> Entries supplied:
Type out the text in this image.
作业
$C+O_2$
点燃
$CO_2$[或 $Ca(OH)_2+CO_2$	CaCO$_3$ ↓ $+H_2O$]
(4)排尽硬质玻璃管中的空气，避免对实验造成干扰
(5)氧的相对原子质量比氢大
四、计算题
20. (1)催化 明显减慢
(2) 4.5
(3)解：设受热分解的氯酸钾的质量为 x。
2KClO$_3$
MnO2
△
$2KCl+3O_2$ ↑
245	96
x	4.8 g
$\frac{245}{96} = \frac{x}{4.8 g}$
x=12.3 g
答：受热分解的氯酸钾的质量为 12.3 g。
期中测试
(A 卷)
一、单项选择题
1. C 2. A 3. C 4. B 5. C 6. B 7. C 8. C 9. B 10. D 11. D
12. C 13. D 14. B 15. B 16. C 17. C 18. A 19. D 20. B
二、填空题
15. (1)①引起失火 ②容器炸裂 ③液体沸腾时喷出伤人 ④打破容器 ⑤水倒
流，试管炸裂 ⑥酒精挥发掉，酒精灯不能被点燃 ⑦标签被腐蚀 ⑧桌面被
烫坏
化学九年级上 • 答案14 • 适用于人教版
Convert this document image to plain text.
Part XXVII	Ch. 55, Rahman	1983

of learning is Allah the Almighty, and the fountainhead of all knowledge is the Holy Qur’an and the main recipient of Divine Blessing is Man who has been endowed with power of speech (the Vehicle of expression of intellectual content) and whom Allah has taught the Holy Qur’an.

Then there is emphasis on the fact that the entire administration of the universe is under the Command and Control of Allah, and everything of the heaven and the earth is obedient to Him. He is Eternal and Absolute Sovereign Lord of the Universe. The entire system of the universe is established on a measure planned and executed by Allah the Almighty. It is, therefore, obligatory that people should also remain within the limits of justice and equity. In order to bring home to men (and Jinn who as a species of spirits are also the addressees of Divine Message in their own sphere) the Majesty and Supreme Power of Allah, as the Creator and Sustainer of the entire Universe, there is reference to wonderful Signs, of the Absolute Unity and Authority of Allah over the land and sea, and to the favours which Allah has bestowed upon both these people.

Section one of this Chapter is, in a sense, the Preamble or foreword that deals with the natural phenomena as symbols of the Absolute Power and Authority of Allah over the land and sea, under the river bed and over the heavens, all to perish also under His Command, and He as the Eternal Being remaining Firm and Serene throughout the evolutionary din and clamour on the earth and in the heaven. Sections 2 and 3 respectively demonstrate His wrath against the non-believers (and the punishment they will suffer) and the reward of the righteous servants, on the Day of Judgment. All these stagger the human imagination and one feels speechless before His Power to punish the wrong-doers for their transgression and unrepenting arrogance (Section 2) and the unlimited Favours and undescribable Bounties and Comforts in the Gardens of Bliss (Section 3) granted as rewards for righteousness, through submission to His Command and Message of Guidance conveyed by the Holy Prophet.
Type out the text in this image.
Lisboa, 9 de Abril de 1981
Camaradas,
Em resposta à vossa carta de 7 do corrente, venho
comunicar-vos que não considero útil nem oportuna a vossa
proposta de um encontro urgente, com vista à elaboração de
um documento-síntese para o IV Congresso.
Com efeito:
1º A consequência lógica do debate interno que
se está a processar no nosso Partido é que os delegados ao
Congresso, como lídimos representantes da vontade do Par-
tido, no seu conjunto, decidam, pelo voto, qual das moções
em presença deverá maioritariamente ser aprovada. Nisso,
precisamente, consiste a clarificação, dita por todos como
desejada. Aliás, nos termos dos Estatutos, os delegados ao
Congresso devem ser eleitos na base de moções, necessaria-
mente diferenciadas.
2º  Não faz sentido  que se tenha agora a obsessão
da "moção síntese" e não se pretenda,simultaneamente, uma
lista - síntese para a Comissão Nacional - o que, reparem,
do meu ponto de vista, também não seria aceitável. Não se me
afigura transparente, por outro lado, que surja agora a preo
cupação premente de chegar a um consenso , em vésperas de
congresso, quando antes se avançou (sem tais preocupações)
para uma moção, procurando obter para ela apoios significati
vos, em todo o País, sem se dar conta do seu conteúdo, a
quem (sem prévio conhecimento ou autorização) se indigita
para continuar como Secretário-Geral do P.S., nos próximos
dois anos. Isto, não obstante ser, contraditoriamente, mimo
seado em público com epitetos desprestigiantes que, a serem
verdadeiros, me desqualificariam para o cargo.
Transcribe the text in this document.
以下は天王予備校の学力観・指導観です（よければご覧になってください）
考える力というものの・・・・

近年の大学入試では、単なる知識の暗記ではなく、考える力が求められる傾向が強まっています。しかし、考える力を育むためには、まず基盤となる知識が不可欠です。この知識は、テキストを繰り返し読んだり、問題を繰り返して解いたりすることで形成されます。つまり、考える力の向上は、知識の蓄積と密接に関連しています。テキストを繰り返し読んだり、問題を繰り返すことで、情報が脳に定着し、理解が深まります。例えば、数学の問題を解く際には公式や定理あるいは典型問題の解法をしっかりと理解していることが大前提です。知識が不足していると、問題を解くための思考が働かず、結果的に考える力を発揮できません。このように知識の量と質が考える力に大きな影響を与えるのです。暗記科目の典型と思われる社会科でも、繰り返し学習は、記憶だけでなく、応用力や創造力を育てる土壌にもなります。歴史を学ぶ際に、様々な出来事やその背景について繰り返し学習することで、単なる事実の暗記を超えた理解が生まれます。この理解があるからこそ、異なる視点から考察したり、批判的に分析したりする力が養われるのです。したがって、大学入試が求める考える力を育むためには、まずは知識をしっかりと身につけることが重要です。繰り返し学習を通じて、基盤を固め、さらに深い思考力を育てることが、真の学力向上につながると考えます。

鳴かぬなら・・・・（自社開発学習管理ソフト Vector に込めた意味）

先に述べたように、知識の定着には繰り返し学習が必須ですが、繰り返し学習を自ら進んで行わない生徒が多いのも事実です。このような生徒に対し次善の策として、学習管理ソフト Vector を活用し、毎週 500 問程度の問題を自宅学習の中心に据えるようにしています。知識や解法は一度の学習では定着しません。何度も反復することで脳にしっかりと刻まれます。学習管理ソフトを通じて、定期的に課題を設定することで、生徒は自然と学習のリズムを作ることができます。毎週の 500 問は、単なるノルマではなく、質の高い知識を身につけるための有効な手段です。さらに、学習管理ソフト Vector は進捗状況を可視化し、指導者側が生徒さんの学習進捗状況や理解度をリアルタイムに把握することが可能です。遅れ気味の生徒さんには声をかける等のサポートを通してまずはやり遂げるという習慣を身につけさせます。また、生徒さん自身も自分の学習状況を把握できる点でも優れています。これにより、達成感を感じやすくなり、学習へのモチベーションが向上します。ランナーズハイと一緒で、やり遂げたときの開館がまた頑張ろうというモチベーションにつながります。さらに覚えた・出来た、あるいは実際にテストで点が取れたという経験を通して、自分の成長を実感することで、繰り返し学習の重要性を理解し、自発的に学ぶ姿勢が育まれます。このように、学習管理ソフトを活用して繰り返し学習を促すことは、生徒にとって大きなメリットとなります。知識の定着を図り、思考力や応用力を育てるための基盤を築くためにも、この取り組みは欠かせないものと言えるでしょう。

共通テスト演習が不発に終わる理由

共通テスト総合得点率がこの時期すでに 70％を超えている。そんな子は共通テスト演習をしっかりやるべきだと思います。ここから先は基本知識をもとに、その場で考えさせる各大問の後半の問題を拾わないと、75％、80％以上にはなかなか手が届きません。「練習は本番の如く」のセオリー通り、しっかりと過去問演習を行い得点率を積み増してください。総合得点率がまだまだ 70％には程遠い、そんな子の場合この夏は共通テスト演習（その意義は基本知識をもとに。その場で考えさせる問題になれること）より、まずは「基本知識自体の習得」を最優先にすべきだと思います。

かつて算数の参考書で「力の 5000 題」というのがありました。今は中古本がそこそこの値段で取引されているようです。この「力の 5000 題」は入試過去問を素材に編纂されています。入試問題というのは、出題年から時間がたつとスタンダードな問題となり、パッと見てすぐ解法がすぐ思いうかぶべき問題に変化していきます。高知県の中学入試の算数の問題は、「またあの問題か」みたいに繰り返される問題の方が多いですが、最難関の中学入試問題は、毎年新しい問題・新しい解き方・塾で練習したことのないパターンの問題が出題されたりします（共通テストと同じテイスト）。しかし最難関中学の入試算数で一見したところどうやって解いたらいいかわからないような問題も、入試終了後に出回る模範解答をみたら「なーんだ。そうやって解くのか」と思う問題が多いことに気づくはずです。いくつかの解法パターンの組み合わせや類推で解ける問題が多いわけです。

> Task instructions:
Identify every line above that includes the word "Divine", and show those lines.

> Result of this task:
of learning is Allah the Almighty, and the fountainhead of all knowledge is the Holy Qur’an and the main recipient of Divine Blessing is Man who has been endowed with power of speech (the Vehicle of expression of intellectual content) and whom Allah has taught the Holy Qur’an.
Then there is emphasis on the fact that the entire administration of the universe is under the Command and Control of Allah, and everything of the heaven and the earth is obedient to Him. He is Eternal and Absolute Sovereign Lord of the Universe. The entire system of the universe is established on a measure planned and executed by Allah the Almighty. It is, therefore, obligatory that people should also remain within the limits of justice and equity. In order to bring home to men (and Jinn who as a species of spirits are also the addressees of Divine Message in their own sphere) the Majesty and Supreme Power of Allah, as the Creator and Sustainer of the entire Universe, there is reference to wonderful Signs, of the Absolute Unity and Authority of Allah over the land and sea, and to the favours which Allah has bestowed upon both these people.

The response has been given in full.